[Records start]
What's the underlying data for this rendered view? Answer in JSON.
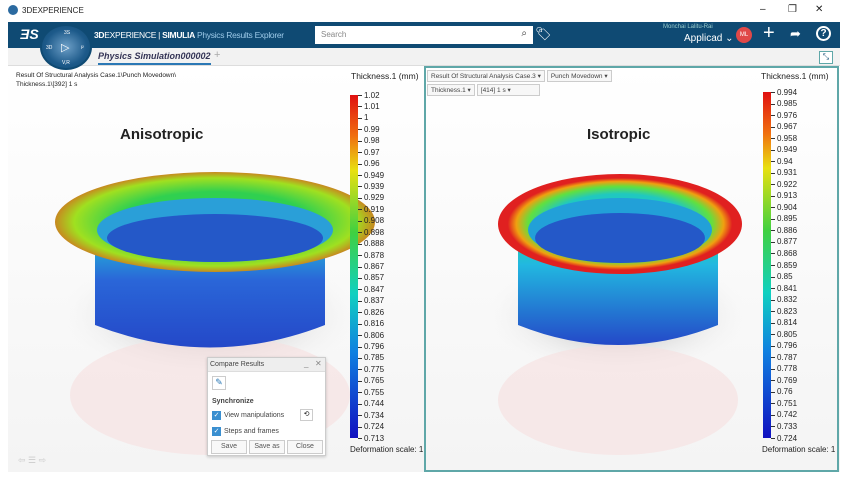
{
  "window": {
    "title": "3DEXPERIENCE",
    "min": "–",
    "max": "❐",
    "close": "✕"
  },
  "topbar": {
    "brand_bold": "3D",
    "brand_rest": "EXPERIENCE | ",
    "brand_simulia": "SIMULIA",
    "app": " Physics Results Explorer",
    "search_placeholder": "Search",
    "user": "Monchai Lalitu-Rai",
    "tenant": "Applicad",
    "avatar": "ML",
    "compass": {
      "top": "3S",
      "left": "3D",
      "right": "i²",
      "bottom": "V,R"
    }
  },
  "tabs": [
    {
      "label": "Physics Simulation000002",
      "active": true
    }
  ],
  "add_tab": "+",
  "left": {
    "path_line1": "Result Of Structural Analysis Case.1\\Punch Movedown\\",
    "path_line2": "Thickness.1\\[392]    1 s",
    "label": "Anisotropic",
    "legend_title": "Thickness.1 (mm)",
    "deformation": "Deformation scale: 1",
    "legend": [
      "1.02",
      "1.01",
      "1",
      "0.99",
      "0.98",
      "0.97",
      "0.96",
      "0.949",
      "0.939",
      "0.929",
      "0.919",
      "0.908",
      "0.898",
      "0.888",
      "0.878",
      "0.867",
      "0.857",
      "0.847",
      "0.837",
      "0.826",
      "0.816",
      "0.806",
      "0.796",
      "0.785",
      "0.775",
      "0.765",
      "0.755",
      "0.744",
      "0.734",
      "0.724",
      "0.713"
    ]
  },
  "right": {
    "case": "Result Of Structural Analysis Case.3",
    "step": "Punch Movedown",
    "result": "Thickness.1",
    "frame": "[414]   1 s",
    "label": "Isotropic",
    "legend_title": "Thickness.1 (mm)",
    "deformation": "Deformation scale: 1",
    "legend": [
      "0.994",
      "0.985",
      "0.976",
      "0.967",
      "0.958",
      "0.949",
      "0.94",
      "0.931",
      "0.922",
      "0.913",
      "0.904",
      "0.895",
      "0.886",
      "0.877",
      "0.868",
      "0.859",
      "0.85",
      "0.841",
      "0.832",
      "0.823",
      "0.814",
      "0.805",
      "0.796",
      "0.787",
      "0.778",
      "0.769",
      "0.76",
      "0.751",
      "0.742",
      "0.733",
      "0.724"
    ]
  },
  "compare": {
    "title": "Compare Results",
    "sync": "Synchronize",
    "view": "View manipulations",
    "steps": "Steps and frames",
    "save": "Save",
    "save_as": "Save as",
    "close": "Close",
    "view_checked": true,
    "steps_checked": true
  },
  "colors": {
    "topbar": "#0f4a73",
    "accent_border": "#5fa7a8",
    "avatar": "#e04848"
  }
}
[Records end]
[Records start]
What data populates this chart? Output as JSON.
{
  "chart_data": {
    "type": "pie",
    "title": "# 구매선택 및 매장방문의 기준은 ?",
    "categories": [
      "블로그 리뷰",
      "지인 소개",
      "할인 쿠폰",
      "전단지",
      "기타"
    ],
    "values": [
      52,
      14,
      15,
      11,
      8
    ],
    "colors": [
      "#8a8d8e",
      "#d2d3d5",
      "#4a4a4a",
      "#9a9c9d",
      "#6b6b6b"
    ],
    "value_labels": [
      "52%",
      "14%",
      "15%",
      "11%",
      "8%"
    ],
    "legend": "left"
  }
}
[Records end]
[Records start]
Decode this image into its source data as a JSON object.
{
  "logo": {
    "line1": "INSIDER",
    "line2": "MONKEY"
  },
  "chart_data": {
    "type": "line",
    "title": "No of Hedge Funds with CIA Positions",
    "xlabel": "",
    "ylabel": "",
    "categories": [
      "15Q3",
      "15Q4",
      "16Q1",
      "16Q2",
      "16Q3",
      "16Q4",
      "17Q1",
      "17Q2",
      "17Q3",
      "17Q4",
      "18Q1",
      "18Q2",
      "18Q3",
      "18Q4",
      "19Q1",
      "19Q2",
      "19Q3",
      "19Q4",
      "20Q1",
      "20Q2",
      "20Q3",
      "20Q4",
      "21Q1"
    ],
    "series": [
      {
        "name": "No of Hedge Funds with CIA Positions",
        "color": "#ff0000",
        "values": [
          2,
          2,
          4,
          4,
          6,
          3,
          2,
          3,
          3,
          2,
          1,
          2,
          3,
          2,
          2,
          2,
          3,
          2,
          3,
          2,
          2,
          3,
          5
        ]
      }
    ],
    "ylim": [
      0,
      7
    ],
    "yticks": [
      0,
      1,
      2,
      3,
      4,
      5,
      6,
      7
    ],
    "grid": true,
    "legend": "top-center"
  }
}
[Records end]
Goal:
Find and copy every line in the entries above where the string "What" occurs.

Complete response:
What's the underlying data for this rendered view? Answer in JSON.
What data populates this chart? Output as JSON.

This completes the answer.